--- Data section ---
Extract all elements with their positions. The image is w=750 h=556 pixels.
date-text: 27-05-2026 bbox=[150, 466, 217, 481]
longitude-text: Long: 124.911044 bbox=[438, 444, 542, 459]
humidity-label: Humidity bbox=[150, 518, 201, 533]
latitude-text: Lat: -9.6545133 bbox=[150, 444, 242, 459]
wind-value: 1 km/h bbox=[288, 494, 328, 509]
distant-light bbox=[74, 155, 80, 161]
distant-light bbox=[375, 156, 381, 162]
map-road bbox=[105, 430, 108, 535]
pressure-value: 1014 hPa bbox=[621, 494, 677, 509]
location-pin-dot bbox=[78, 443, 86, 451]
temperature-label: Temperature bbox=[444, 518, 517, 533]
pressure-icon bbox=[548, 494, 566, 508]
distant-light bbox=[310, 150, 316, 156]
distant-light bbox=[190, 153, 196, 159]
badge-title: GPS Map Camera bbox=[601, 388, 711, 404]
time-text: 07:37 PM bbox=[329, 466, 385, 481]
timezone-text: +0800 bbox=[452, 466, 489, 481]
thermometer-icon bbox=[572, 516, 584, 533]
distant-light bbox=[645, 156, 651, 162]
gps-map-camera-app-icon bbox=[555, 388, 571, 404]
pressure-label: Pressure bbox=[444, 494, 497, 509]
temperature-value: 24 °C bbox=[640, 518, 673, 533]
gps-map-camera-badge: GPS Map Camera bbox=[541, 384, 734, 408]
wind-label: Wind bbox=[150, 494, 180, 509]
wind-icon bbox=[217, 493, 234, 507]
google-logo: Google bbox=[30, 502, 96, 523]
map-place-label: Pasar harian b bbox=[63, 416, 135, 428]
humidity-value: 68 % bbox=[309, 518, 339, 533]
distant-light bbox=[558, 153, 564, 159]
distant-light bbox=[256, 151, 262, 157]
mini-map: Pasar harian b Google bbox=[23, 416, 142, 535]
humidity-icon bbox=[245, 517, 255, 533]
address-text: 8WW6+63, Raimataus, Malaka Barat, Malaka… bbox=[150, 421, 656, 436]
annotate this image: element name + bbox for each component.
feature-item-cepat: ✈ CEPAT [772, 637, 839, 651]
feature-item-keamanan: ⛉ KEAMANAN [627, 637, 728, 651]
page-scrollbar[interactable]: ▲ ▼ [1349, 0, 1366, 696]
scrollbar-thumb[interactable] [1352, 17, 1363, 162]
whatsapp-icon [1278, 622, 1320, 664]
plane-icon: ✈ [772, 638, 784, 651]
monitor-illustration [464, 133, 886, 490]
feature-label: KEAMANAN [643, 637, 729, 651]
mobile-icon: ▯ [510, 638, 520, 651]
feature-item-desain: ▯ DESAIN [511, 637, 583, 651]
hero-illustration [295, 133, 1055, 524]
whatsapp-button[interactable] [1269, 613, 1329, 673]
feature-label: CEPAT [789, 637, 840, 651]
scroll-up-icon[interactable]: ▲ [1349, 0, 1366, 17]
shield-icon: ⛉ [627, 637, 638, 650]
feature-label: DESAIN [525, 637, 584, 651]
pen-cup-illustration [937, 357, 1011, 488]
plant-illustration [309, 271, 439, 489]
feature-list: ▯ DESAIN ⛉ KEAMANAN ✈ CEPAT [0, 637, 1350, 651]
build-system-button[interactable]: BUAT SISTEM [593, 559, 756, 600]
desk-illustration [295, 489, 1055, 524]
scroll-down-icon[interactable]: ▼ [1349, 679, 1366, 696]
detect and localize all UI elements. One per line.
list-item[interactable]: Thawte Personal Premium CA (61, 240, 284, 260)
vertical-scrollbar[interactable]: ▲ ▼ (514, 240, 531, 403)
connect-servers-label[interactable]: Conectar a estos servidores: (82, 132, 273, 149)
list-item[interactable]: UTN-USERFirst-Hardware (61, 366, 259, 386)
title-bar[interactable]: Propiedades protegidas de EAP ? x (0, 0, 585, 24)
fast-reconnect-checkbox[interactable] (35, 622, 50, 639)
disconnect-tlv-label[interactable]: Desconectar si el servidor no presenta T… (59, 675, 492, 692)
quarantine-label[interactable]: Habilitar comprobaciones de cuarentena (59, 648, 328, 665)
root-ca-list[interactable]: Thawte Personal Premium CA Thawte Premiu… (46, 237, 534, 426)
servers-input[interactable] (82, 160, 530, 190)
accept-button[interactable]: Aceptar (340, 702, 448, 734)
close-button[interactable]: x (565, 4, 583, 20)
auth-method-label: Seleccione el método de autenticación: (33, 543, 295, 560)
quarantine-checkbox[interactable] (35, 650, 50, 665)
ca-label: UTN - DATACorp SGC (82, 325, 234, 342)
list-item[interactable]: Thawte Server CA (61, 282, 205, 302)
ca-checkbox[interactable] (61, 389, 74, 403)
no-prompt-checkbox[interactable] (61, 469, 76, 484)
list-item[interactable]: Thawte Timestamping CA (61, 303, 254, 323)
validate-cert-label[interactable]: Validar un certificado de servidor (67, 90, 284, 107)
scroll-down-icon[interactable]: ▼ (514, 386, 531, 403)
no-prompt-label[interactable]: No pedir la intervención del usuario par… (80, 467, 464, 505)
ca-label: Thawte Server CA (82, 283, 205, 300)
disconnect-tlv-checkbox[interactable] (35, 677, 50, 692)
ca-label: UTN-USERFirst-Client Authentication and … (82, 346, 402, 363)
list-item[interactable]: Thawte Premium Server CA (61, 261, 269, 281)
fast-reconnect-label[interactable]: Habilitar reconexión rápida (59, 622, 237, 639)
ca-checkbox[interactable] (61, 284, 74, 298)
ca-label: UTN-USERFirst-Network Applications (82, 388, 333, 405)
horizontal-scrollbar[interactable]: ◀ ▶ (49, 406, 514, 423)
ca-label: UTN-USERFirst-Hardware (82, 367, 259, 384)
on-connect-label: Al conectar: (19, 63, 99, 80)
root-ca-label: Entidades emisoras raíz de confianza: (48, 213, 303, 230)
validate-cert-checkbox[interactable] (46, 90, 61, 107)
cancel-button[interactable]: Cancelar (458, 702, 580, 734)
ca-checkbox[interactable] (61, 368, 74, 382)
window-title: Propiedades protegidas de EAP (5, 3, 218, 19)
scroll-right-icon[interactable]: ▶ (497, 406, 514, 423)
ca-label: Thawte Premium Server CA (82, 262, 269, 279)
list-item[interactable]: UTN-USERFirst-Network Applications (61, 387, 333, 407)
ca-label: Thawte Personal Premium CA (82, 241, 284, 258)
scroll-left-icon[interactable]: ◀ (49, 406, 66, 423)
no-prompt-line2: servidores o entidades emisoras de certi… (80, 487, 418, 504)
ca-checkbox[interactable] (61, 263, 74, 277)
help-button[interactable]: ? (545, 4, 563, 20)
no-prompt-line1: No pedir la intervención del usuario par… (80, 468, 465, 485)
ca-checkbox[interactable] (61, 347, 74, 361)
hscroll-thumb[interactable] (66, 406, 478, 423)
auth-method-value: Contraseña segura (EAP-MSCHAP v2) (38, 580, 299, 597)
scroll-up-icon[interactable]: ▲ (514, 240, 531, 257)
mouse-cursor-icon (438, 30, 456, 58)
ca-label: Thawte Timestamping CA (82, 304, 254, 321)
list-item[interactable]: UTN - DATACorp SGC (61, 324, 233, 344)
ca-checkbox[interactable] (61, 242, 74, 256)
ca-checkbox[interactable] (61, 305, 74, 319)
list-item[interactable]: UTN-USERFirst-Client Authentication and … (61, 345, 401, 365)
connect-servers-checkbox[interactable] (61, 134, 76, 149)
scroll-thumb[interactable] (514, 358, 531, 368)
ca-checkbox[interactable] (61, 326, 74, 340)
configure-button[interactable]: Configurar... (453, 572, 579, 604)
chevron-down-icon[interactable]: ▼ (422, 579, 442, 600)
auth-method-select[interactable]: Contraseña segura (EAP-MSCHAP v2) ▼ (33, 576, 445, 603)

--- The exercise ---
Render everything from the start of the items down to the line containing "pressure-label: Pressure bbox=[444, 494, 497, 509]" as a numbered list, with blank lines left out.

--- Solved problem ---
1. Extract all elements with their positions. The image is w=750 h=556 pixels.
2. date-text: 27-05-2026 bbox=[150, 466, 217, 481]
3. longitude-text: Long: 124.911044 bbox=[438, 444, 542, 459]
4. humidity-label: Humidity bbox=[150, 518, 201, 533]
5. latitude-text: Lat: -9.6545133 bbox=[150, 444, 242, 459]
6. wind-value: 1 km/h bbox=[288, 494, 328, 509]
7. distant-light bbox=[74, 155, 80, 161]
8. distant-light bbox=[375, 156, 381, 162]
9. map-road bbox=[105, 430, 108, 535]
10. pressure-value: 1014 hPa bbox=[621, 494, 677, 509]
11. location-pin-dot bbox=[78, 443, 86, 451]
12. temperature-label: Temperature bbox=[444, 518, 517, 533]
13. pressure-icon bbox=[548, 494, 566, 508]
14. distant-light bbox=[310, 150, 316, 156]
15. distant-light bbox=[190, 153, 196, 159]
16. badge-title: GPS Map Camera bbox=[601, 388, 711, 404]
17. time-text: 07:37 PM bbox=[329, 466, 385, 481]
18. timezone-text: +0800 bbox=[452, 466, 489, 481]
19. thermometer-icon bbox=[572, 516, 584, 533]
20. distant-light bbox=[645, 156, 651, 162]
21. gps-map-camera-app-icon bbox=[555, 388, 571, 404]
22. pressure-label: Pressure bbox=[444, 494, 497, 509]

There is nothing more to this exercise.